┌─ Data supplied

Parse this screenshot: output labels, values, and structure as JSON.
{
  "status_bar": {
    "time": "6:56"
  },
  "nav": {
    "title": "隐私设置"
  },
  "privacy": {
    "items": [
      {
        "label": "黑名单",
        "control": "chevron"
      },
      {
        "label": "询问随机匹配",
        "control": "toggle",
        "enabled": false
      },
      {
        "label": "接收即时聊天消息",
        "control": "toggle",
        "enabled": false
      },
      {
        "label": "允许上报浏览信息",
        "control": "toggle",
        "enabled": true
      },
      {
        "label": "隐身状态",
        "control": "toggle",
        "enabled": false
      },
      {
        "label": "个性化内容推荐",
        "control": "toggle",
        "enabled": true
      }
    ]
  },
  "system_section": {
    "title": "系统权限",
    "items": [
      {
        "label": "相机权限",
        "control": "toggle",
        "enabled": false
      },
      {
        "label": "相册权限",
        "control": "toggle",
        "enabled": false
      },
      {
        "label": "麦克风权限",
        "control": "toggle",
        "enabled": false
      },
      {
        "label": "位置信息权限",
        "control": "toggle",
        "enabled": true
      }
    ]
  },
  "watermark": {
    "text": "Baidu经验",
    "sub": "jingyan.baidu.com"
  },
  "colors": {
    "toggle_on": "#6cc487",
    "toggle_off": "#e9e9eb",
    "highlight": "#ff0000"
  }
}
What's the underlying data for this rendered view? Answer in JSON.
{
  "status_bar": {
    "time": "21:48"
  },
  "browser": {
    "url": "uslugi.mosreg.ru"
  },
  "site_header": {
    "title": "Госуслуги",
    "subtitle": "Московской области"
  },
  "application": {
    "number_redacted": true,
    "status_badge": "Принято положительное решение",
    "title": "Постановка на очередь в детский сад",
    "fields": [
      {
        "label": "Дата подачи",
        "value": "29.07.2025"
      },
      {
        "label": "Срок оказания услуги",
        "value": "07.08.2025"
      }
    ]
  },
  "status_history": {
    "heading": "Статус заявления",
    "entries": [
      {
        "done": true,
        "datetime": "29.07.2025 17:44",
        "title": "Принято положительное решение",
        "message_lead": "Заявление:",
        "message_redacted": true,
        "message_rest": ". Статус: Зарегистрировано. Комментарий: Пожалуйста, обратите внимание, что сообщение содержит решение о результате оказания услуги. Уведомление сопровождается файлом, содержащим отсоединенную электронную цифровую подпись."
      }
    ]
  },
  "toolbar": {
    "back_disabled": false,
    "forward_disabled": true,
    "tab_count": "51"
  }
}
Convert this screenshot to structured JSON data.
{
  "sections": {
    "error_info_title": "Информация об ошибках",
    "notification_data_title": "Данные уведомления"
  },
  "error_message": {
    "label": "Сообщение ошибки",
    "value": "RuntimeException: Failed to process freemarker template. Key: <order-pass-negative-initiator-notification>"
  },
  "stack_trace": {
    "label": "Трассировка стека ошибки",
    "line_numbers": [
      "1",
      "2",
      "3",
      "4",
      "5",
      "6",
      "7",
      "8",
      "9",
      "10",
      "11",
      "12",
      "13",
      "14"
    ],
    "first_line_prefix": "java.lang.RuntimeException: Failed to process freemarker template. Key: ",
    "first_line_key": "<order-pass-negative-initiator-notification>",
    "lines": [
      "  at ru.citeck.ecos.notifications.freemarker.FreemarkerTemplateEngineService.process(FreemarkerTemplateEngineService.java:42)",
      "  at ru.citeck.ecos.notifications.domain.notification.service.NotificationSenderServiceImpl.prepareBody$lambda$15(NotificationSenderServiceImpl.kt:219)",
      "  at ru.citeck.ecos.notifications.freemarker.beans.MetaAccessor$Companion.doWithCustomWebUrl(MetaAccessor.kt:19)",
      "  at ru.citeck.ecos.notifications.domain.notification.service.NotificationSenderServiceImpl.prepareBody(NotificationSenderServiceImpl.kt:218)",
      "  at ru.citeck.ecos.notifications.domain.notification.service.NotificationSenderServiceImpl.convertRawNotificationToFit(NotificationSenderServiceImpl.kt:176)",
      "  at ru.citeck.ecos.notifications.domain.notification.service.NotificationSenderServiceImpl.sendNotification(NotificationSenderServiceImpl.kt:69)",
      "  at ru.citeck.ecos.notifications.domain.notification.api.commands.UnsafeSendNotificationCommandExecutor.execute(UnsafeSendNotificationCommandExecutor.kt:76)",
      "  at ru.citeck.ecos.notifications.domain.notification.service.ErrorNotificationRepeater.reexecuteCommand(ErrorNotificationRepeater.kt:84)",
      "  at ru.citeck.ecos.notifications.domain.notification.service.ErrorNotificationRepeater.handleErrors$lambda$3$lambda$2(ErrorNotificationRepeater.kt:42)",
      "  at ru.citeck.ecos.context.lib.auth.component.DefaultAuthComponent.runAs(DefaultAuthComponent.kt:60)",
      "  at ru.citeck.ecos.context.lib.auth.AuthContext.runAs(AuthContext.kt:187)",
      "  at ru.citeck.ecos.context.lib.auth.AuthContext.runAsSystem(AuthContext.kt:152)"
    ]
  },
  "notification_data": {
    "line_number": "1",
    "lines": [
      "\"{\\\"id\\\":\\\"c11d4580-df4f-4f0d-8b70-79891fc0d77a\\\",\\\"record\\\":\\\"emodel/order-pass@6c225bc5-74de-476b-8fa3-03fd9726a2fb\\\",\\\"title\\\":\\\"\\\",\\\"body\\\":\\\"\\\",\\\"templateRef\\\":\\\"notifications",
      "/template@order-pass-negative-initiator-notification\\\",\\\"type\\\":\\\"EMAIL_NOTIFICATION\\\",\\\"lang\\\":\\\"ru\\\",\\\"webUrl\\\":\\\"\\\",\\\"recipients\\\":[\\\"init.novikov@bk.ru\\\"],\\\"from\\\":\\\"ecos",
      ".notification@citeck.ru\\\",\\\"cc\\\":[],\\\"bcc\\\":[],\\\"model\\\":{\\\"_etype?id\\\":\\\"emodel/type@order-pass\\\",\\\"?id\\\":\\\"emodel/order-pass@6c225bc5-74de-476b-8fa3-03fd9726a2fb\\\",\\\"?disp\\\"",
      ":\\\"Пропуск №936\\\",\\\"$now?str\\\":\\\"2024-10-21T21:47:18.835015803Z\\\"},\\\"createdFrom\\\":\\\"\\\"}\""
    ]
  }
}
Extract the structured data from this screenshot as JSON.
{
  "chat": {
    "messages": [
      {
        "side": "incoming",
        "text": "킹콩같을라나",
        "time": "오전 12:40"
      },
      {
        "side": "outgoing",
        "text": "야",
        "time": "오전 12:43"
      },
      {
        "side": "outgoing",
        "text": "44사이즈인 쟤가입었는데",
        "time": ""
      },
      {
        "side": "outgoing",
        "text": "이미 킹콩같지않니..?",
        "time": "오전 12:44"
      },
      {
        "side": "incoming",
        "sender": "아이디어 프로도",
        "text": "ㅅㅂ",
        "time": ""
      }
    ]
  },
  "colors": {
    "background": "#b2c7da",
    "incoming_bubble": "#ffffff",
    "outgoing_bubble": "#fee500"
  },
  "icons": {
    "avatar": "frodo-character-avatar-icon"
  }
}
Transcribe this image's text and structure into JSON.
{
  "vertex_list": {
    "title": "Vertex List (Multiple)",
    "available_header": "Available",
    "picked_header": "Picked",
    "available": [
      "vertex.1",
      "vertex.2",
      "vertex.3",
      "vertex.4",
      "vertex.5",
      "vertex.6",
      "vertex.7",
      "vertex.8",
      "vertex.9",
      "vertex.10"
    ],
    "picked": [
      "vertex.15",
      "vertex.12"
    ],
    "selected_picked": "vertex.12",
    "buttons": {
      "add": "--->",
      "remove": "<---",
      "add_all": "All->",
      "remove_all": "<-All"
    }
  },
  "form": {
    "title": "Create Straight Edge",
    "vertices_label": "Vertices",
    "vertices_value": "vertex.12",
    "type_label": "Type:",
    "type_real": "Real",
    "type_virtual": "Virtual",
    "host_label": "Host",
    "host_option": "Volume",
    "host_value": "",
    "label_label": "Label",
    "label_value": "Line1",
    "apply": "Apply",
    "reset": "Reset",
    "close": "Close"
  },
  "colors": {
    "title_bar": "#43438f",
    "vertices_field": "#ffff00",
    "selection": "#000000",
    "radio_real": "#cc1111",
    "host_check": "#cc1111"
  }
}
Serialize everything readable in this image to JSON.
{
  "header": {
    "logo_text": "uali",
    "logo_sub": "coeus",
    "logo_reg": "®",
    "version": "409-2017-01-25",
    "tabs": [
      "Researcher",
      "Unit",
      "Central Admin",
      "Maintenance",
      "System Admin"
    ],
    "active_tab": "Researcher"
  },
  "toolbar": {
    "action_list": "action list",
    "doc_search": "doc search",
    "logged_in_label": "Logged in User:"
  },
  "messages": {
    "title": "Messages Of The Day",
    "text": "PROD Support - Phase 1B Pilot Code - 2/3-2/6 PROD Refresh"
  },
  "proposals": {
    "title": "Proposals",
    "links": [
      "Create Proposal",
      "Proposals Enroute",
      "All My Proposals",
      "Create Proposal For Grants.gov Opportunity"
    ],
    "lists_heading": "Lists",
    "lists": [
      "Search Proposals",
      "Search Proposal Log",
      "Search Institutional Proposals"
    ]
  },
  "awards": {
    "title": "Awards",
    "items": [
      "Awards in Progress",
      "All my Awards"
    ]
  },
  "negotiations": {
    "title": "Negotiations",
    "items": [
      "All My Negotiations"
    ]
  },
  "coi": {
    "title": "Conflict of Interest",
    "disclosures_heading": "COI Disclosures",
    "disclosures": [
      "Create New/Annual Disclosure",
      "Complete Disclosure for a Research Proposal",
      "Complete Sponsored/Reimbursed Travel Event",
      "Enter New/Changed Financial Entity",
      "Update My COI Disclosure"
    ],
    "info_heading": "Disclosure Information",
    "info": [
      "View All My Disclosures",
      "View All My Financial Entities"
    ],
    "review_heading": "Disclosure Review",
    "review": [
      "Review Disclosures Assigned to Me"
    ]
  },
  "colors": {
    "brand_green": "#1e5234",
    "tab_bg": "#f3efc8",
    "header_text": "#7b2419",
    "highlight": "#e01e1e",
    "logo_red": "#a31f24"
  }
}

└─

**Work instructions:** Note each line of the entries that has "auth" in it, and copy those lines.

**Finished task:**
      "  at ru.citeck.ecos.context.lib.auth.component.DefaultAuthComponent.runAs(DefaultAuthComponent.kt:60)",
      "  at ru.citeck.ecos.context.lib.auth.AuthContext.runAs(AuthContext.kt:187)",
      "  at ru.citeck.ecos.context.lib.auth.AuthContext.runAsSystem(AuthContext.kt:152)"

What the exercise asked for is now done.